Data extract.

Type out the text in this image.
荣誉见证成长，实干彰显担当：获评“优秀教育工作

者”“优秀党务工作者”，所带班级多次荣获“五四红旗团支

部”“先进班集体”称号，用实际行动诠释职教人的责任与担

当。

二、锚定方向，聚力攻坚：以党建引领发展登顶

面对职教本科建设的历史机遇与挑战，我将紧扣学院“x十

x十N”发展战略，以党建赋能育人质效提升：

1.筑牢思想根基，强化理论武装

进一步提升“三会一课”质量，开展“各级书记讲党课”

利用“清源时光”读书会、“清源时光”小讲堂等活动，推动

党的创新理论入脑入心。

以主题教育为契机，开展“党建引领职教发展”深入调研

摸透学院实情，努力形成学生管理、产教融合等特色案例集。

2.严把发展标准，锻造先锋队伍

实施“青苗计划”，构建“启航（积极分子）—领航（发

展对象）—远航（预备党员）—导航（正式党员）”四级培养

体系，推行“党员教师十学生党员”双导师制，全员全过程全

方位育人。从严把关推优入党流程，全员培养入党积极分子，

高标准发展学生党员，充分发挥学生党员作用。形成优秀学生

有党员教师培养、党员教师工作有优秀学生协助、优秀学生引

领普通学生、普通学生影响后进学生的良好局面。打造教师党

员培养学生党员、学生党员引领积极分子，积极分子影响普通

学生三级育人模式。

Stated exercise. Type the material above out again, exactly.

Output for this exercise.
Type out the text in this image.
荣誉见证成长，实干彰显担当：获评“优秀教育工作

者”“优秀党务工作者”，所带班级多次荣获“五四红旗团支

部”“先进班集体”称号，用实际行动诠释职教人的责任与担

当。

二、锚定方向，聚力攻坚：以党建引领发展登顶

面对职教本科建设的历史机遇与挑战，我将紧扣学院“x十

x十N”发展战略，以党建赋能育人质效提升：

1.筑牢思想根基，强化理论武装

进一步提升“三会一课”质量，开展“各级书记讲党课”

利用“清源时光”读书会、“清源时光”小讲堂等活动，推动

党的创新理论入脑入心。

以主题教育为契机，开展“党建引领职教发展”深入调研

摸透学院实情，努力形成学生管理、产教融合等特色案例集。

2.严把发展标准，锻造先锋队伍

实施“青苗计划”，构建“启航（积极分子）—领航（发

展对象）—远航（预备党员）—导航（正式党员）”四级培养

体系，推行“党员教师十学生党员”双导师制，全员全过程全

方位育人。从严把关推优入党流程，全员培养入党积极分子，

高标准发展学生党员，充分发挥学生党员作用。形成优秀学生

有党员教师培养、党员教师工作有优秀学生协助、优秀学生引

领普通学生、普通学生影响后进学生的良好局面。打造教师党

员培养学生党员、学生党员引领积极分子，积极分子影响普通

学生三级育人模式。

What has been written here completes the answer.